> [What this task involves] Check each line of the listing for the word "Annual" and report how many lines contain it, giving nothing but the number.

--- start Records supplied ---

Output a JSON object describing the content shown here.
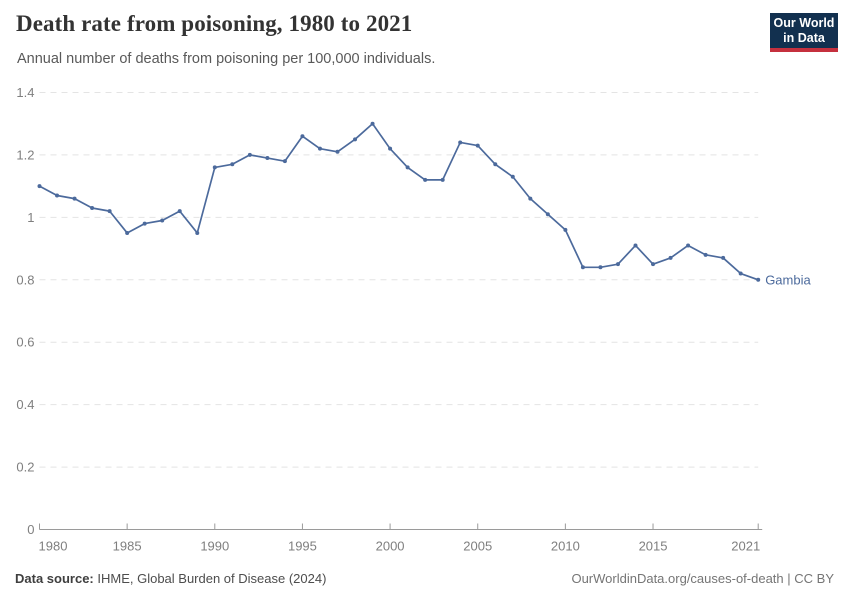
{
  "header": {
    "title": "Death rate from poisoning, 1980 to 2021",
    "subtitle": "Annual number of deaths from poisoning per 100,000 individuals.",
    "logo": {
      "line1": "Our World",
      "line2": "in Data",
      "bg_color": "#12304f",
      "bar_color": "#c5303e"
    }
  },
  "chart_data": {
    "type": "line",
    "title": "Death rate from poisoning, 1980 to 2021",
    "entity": "Gambia",
    "xlabel": "",
    "ylabel": "Annual number of deaths from poisoning per 100,000 individuals",
    "ylim": [
      0,
      1.4
    ],
    "yticks": [
      0,
      0.2,
      0.4,
      0.6,
      0.8,
      1,
      1.2,
      1.4
    ],
    "xticks": [
      1980,
      1985,
      1990,
      1995,
      2000,
      2005,
      2010,
      2015,
      2021
    ],
    "grid": true,
    "legend_position": "end-of-line-label",
    "line_color": "#4C6A9C",
    "x": [
      1980,
      1981,
      1982,
      1983,
      1984,
      1985,
      1986,
      1987,
      1988,
      1989,
      1990,
      1991,
      1992,
      1993,
      1994,
      1995,
      1996,
      1997,
      1998,
      1999,
      2000,
      2001,
      2002,
      2003,
      2004,
      2005,
      2006,
      2007,
      2008,
      2009,
      2010,
      2011,
      2012,
      2013,
      2014,
      2015,
      2016,
      2017,
      2018,
      2019,
      2020,
      2021
    ],
    "values": [
      1.1,
      1.07,
      1.06,
      1.03,
      1.02,
      0.95,
      0.98,
      0.99,
      1.02,
      0.95,
      1.16,
      1.17,
      1.2,
      1.19,
      1.18,
      1.26,
      1.22,
      1.21,
      1.25,
      1.3,
      1.22,
      1.16,
      1.12,
      1.12,
      1.24,
      1.23,
      1.17,
      1.13,
      1.06,
      1.01,
      0.96,
      0.84,
      0.84,
      0.85,
      0.91,
      0.85,
      0.87,
      0.91,
      0.88,
      0.87,
      0.82,
      0.8
    ]
  },
  "footer": {
    "source_label": "Data source:",
    "source_text": " IHME, Global Burden of Disease (2024)",
    "link": "OurWorldinData.org/causes-of-death",
    "separator": " | ",
    "license": "CC BY"
  }
}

--- end Records supplied ---

> [Expected answer] 2